● **GOAL**
Copy each line below that includes "much".

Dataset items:
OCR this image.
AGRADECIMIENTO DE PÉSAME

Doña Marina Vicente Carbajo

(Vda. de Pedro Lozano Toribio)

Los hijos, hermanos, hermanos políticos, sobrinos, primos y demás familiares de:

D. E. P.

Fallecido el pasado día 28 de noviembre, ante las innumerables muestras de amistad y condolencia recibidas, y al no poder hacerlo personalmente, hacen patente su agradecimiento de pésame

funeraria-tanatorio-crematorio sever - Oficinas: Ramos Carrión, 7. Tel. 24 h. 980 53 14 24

---

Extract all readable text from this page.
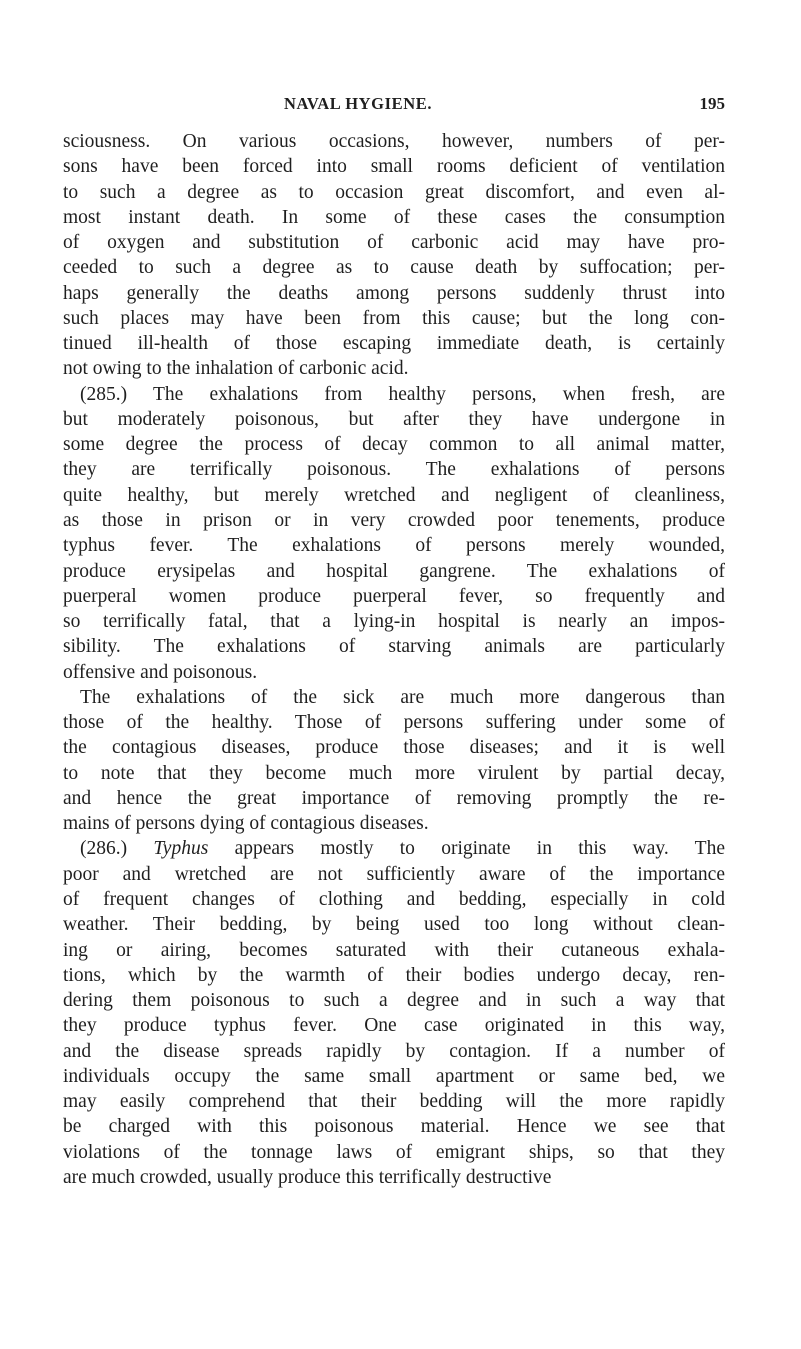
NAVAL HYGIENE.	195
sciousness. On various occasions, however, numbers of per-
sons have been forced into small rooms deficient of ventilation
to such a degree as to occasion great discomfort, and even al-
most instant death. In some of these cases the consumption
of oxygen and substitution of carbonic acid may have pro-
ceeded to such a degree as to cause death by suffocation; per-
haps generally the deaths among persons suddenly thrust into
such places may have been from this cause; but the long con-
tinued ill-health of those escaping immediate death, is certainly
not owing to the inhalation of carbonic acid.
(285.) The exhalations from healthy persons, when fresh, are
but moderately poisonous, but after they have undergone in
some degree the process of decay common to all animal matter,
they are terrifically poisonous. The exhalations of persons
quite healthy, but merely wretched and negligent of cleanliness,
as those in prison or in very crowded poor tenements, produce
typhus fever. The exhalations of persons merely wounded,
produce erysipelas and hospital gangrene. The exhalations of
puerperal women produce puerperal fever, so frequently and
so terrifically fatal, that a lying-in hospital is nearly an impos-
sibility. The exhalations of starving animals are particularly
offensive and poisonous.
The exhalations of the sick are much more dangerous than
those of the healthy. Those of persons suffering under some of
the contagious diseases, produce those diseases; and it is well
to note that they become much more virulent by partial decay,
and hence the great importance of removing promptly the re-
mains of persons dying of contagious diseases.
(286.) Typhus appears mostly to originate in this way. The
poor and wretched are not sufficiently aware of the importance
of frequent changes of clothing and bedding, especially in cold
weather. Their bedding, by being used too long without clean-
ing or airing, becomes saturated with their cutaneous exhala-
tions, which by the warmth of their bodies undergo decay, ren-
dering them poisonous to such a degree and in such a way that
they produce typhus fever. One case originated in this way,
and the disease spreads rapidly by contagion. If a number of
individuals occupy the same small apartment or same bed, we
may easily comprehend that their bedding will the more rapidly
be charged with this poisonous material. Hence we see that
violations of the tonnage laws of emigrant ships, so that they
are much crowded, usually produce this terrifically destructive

● **SOLUTION TO THIS PROBLEM**
The exhalations of the sick are much more dangerous than
to note that they become much more virulent by partial decay,
are much crowded, usually produce this terrifically destructive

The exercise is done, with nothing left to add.